* Begin Data provided *

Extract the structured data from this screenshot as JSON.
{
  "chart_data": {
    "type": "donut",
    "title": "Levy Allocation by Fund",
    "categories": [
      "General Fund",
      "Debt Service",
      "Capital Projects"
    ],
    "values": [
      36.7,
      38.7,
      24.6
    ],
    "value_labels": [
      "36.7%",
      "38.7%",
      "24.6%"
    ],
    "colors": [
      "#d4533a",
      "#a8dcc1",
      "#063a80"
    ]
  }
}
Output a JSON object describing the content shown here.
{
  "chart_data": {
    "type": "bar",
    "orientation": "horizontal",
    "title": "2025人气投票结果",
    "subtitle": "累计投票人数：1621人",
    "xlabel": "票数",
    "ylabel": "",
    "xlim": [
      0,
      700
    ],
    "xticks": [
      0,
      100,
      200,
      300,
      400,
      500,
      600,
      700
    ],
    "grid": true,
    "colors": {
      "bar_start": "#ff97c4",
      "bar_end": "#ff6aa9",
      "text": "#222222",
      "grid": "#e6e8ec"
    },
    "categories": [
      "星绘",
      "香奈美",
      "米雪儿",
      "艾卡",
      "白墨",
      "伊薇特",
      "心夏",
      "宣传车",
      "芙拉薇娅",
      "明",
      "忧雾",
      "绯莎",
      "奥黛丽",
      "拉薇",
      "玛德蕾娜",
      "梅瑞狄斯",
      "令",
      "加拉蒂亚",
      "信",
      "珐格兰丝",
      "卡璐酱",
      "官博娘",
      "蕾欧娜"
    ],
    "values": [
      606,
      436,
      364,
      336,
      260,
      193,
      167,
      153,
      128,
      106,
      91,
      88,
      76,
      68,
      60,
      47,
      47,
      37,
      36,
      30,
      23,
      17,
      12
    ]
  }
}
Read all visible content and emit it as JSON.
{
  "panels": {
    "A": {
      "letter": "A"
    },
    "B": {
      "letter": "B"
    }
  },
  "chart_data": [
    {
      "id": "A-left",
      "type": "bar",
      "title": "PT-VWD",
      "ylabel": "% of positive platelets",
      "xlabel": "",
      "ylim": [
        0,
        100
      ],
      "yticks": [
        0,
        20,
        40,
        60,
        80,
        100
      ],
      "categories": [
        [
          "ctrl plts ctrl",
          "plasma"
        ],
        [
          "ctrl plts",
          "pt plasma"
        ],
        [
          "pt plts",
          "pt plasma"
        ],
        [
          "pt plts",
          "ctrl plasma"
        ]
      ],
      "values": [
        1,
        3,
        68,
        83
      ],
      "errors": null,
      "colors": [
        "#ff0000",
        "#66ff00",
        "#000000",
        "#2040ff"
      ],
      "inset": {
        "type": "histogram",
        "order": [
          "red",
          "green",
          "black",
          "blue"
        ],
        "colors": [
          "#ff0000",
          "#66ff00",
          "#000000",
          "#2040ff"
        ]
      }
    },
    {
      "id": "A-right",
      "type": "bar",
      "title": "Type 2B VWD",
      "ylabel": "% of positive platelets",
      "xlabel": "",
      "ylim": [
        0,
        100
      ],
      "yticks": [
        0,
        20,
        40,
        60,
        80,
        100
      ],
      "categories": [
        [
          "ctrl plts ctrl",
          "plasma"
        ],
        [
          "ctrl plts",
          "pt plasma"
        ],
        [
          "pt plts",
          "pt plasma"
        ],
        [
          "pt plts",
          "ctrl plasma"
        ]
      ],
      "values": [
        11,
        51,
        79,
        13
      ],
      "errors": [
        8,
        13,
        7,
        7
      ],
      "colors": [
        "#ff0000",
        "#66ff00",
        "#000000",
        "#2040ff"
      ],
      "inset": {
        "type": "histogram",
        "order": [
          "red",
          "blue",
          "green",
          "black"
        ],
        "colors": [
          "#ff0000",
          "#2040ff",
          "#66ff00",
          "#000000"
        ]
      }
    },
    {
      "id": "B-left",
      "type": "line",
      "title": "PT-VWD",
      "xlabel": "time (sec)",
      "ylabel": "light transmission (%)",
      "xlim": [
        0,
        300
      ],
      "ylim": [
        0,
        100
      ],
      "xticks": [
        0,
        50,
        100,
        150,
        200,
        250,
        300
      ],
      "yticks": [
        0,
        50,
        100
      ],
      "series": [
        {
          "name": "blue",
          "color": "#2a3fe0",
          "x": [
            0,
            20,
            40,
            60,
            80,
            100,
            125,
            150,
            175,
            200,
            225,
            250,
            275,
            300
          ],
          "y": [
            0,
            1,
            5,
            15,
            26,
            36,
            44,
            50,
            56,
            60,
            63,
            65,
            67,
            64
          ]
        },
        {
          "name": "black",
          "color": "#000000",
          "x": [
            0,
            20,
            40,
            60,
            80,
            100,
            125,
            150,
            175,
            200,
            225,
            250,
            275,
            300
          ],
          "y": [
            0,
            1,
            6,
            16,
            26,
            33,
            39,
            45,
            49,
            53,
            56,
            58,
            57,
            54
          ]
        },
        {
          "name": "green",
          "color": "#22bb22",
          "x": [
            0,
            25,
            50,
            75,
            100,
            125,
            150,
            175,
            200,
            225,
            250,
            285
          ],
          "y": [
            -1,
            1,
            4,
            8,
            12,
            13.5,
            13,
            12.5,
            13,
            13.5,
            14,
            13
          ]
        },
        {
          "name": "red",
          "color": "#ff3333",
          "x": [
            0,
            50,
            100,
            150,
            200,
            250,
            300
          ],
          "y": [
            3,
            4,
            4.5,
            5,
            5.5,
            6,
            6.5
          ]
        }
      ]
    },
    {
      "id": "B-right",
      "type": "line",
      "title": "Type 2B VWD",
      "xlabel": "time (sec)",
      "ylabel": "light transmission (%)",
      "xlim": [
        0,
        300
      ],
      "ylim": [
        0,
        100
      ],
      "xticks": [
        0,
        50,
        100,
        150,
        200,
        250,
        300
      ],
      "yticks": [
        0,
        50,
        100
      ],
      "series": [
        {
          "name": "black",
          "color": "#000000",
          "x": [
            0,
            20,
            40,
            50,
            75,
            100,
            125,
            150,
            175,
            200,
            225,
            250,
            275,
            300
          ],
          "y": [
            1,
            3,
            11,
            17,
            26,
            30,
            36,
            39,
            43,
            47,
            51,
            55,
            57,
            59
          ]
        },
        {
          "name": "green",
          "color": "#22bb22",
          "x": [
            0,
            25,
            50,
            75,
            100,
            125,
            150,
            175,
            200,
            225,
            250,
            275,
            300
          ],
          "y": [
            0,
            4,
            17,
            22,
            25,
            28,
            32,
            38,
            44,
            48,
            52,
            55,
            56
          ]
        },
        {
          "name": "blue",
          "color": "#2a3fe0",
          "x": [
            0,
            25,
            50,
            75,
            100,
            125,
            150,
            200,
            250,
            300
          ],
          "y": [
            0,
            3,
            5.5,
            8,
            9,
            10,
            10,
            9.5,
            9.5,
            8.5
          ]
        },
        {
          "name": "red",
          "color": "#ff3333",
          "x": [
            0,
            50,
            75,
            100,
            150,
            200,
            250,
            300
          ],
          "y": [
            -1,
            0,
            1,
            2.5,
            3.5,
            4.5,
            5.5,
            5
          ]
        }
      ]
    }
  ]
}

* End Data provided *

▸ **Short problem**:
Emit the full listing verbatim.

▸ **Solution to this problem**:
Extract the structured data from this screenshot as JSON.
{
  "chart_data": {
    "type": "donut",
    "title": "Levy Allocation by Fund",
    "categories": [
      "General Fund",
      "Debt Service",
      "Capital Projects"
    ],
    "values": [
      36.7,
      38.7,
      24.6
    ],
    "value_labels": [
      "36.7%",
      "38.7%",
      "24.6%"
    ],
    "colors": [
      "#d4533a",
      "#a8dcc1",
      "#063a80"
    ]
  }
}
Output a JSON object describing the content shown here.
{
  "chart_data": {
    "type": "bar",
    "orientation": "horizontal",
    "title": "2025人气投票结果",
    "subtitle": "累计投票人数：1621人",
    "xlabel": "票数",
    "ylabel": "",
    "xlim": [
      0,
      700
    ],
    "xticks": [
      0,
      100,
      200,
      300,
      400,
      500,
      600,
      700
    ],
    "grid": true,
    "colors": {
      "bar_start": "#ff97c4",
      "bar_end": "#ff6aa9",
      "text": "#222222",
      "grid": "#e6e8ec"
    },
    "categories": [
      "星绘",
      "香奈美",
      "米雪儿",
      "艾卡",
      "白墨",
      "伊薇特",
      "心夏",
      "宣传车",
      "芙拉薇娅",
      "明",
      "忧雾",
      "绯莎",
      "奥黛丽",
      "拉薇",
      "玛德蕾娜",
      "梅瑞狄斯",
      "令",
      "加拉蒂亚",
      "信",
      "珐格兰丝",
      "卡璐酱",
      "官博娘",
      "蕾欧娜"
    ],
    "values": [
      606,
      436,
      364,
      336,
      260,
      193,
      167,
      153,
      128,
      106,
      91,
      88,
      76,
      68,
      60,
      47,
      47,
      37,
      36,
      30,
      23,
      17,
      12
    ]
  }
}
Read all visible content and emit it as JSON.
{
  "panels": {
    "A": {
      "letter": "A"
    },
    "B": {
      "letter": "B"
    }
  },
  "chart_data": [
    {
      "id": "A-left",
      "type": "bar",
      "title": "PT-VWD",
      "ylabel": "% of positive platelets",
      "xlabel": "",
      "ylim": [
        0,
        100
      ],
      "yticks": [
        0,
        20,
        40,
        60,
        80,
        100
      ],
      "categories": [
        [
          "ctrl plts ctrl",
          "plasma"
        ],
        [
          "ctrl plts",
          "pt plasma"
        ],
        [
          "pt plts",
          "pt plasma"
        ],
        [
          "pt plts",
          "ctrl plasma"
        ]
      ],
      "values": [
        1,
        3,
        68,
        83
      ],
      "errors": null,
      "colors": [
        "#ff0000",
        "#66ff00",
        "#000000",
        "#2040ff"
      ],
      "inset": {
        "type": "histogram",
        "order": [
          "red",
          "green",
          "black",
          "blue"
        ],
        "colors": [
          "#ff0000",
          "#66ff00",
          "#000000",
          "#2040ff"
        ]
      }
    },
    {
      "id": "A-right",
      "type": "bar",
      "title": "Type 2B VWD",
      "ylabel": "% of positive platelets",
      "xlabel": "",
      "ylim": [
        0,
        100
      ],
      "yticks": [
        0,
        20,
        40,
        60,
        80,
        100
      ],
      "categories": [
        [
          "ctrl plts ctrl",
          "plasma"
        ],
        [
          "ctrl plts",
          "pt plasma"
        ],
        [
          "pt plts",
          "pt plasma"
        ],
        [
          "pt plts",
          "ctrl plasma"
        ]
      ],
      "values": [
        11,
        51,
        79,
        13
      ],
      "errors": [
        8,
        13,
        7,
        7
      ],
      "colors": [
        "#ff0000",
        "#66ff00",
        "#000000",
        "#2040ff"
      ],
      "inset": {
        "type": "histogram",
        "order": [
          "red",
          "blue",
          "green",
          "black"
        ],
        "colors": [
          "#ff0000",
          "#2040ff",
          "#66ff00",
          "#000000"
        ]
      }
    },
    {
      "id": "B-left",
      "type": "line",
      "title": "PT-VWD",
      "xlabel": "time (sec)",
      "ylabel": "light transmission (%)",
      "xlim": [
        0,
        300
      ],
      "ylim": [
        0,
        100
      ],
      "xticks": [
        0,
        50,
        100,
        150,
        200,
        250,
        300
      ],
      "yticks": [
        0,
        50,
        100
      ],
      "series": [
        {
          "name": "blue",
          "color": "#2a3fe0",
          "x": [
            0,
            20,
            40,
            60,
            80,
            100,
            125,
            150,
            175,
            200,
            225,
            250,
            275,
            300
          ],
          "y": [
            0,
            1,
            5,
            15,
            26,
            36,
            44,
            50,
            56,
            60,
            63,
            65,
            67,
            64
          ]
        },
        {
          "name": "black",
          "color": "#000000",
          "x": [
            0,
            20,
            40,
            60,
            80,
            100,
            125,
            150,
            175,
            200,
            225,
            250,
            275,
            300
          ],
          "y": [
            0,
            1,
            6,
            16,
            26,
            33,
            39,
            45,
            49,
            53,
            56,
            58,
            57,
            54
          ]
        },
        {
          "name": "green",
          "color": "#22bb22",
          "x": [
            0,
            25,
            50,
            75,
            100,
            125,
            150,
            175,
            200,
            225,
            250,
            285
          ],
          "y": [
            -1,
            1,
            4,
            8,
            12,
            13.5,
            13,
            12.5,
            13,
            13.5,
            14,
            13
          ]
        },
        {
          "name": "red",
          "color": "#ff3333",
          "x": [
            0,
            50,
            100,
            150,
            200,
            250,
            300
          ],
          "y": [
            3,
            4,
            4.5,
            5,
            5.5,
            6,
            6.5
          ]
        }
      ]
    },
    {
      "id": "B-right",
      "type": "line",
      "title": "Type 2B VWD",
      "xlabel": "time (sec)",
      "ylabel": "light transmission (%)",
      "xlim": [
        0,
        300
      ],
      "ylim": [
        0,
        100
      ],
      "xticks": [
        0,
        50,
        100,
        150,
        200,
        250,
        300
      ],
      "yticks": [
        0,
        50,
        100
      ],
      "series": [
        {
          "name": "black",
          "color": "#000000",
          "x": [
            0,
            20,
            40,
            50,
            75,
            100,
            125,
            150,
            175,
            200,
            225,
            250,
            275,
            300
          ],
          "y": [
            1,
            3,
            11,
            17,
            26,
            30,
            36,
            39,
            43,
            47,
            51,
            55,
            57,
            59
          ]
        },
        {
          "name": "green",
          "color": "#22bb22",
          "x": [
            0,
            25,
            50,
            75,
            100,
            125,
            150,
            175,
            200,
            225,
            250,
            275,
            300
          ],
          "y": [
            0,
            4,
            17,
            22,
            25,
            28,
            32,
            38,
            44,
            48,
            52,
            55,
            56
          ]
        },
        {
          "name": "blue",
          "color": "#2a3fe0",
          "x": [
            0,
            25,
            50,
            75,
            100,
            125,
            150,
            200,
            250,
            300
          ],
          "y": [
            0,
            3,
            5.5,
            8,
            9,
            10,
            10,
            9.5,
            9.5,
            8.5
          ]
        },
        {
          "name": "red",
          "color": "#ff3333",
          "x": [
            0,
            50,
            75,
            100,
            150,
            200,
            250,
            300
          ],
          "y": [
            -1,
            0,
            1,
            2.5,
            3.5,
            4.5,
            5.5,
            5
          ]
        }
      ]
    }
  ]
}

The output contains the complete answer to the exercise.